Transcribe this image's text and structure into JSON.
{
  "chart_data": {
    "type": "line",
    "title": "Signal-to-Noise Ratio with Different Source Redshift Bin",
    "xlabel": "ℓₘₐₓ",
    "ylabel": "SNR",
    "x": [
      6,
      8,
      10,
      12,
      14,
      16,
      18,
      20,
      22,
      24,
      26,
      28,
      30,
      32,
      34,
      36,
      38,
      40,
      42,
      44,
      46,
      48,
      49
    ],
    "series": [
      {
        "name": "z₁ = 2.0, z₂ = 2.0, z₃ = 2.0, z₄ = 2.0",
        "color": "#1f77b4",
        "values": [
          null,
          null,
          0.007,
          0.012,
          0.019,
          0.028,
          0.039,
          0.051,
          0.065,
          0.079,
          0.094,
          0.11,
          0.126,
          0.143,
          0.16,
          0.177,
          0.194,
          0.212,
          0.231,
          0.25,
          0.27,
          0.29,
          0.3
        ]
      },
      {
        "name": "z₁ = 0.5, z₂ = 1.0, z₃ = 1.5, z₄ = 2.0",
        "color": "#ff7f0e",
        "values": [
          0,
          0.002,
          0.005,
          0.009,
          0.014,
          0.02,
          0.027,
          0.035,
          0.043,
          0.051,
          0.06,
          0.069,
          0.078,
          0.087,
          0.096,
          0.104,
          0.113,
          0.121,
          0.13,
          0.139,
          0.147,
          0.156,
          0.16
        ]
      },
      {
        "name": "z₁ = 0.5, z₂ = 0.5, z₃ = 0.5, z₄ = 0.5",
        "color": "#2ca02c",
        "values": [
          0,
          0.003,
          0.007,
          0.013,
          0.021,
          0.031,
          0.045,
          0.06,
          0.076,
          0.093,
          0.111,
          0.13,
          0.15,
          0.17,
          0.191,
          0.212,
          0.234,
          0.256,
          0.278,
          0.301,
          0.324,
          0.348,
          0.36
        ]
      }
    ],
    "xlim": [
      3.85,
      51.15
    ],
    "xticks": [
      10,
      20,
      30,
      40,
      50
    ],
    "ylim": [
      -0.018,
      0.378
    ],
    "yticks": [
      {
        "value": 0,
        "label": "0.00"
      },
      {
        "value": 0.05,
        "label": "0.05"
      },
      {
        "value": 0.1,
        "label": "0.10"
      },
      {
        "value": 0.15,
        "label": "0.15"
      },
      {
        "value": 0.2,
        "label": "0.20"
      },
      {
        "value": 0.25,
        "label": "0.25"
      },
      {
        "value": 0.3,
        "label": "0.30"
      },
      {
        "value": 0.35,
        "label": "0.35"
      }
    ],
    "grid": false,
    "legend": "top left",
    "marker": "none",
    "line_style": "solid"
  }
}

• SET TASK: Reproduce every line above without error.

• RESULT BELOW:
Transcribe this image's text and structure into JSON.
{
  "chart_data": {
    "type": "line",
    "title": "Signal-to-Noise Ratio with Different Source Redshift Bin",
    "xlabel": "ℓₘₐₓ",
    "ylabel": "SNR",
    "x": [
      6,
      8,
      10,
      12,
      14,
      16,
      18,
      20,
      22,
      24,
      26,
      28,
      30,
      32,
      34,
      36,
      38,
      40,
      42,
      44,
      46,
      48,
      49
    ],
    "series": [
      {
        "name": "z₁ = 2.0, z₂ = 2.0, z₃ = 2.0, z₄ = 2.0",
        "color": "#1f77b4",
        "values": [
          null,
          null,
          0.007,
          0.012,
          0.019,
          0.028,
          0.039,
          0.051,
          0.065,
          0.079,
          0.094,
          0.11,
          0.126,
          0.143,
          0.16,
          0.177,
          0.194,
          0.212,
          0.231,
          0.25,
          0.27,
          0.29,
          0.3
        ]
      },
      {
        "name": "z₁ = 0.5, z₂ = 1.0, z₃ = 1.5, z₄ = 2.0",
        "color": "#ff7f0e",
        "values": [
          0,
          0.002,
          0.005,
          0.009,
          0.014,
          0.02,
          0.027,
          0.035,
          0.043,
          0.051,
          0.06,
          0.069,
          0.078,
          0.087,
          0.096,
          0.104,
          0.113,
          0.121,
          0.13,
          0.139,
          0.147,
          0.156,
          0.16
        ]
      },
      {
        "name": "z₁ = 0.5, z₂ = 0.5, z₃ = 0.5, z₄ = 0.5",
        "color": "#2ca02c",
        "values": [
          0,
          0.003,
          0.007,
          0.013,
          0.021,
          0.031,
          0.045,
          0.06,
          0.076,
          0.093,
          0.111,
          0.13,
          0.15,
          0.17,
          0.191,
          0.212,
          0.234,
          0.256,
          0.278,
          0.301,
          0.324,
          0.348,
          0.36
        ]
      }
    ],
    "xlim": [
      3.85,
      51.15
    ],
    "xticks": [
      10,
      20,
      30,
      40,
      50
    ],
    "ylim": [
      -0.018,
      0.378
    ],
    "yticks": [
      {
        "value": 0,
        "label": "0.00"
      },
      {
        "value": 0.05,
        "label": "0.05"
      },
      {
        "value": 0.1,
        "label": "0.10"
      },
      {
        "value": 0.15,
        "label": "0.15"
      },
      {
        "value": 0.2,
        "label": "0.20"
      },
      {
        "value": 0.25,
        "label": "0.25"
      },
      {
        "value": 0.3,
        "label": "0.30"
      },
      {
        "value": 0.35,
        "label": "0.35"
      }
    ],
    "grid": false,
    "legend": "top left",
    "marker": "none",
    "line_style": "solid"
  }
}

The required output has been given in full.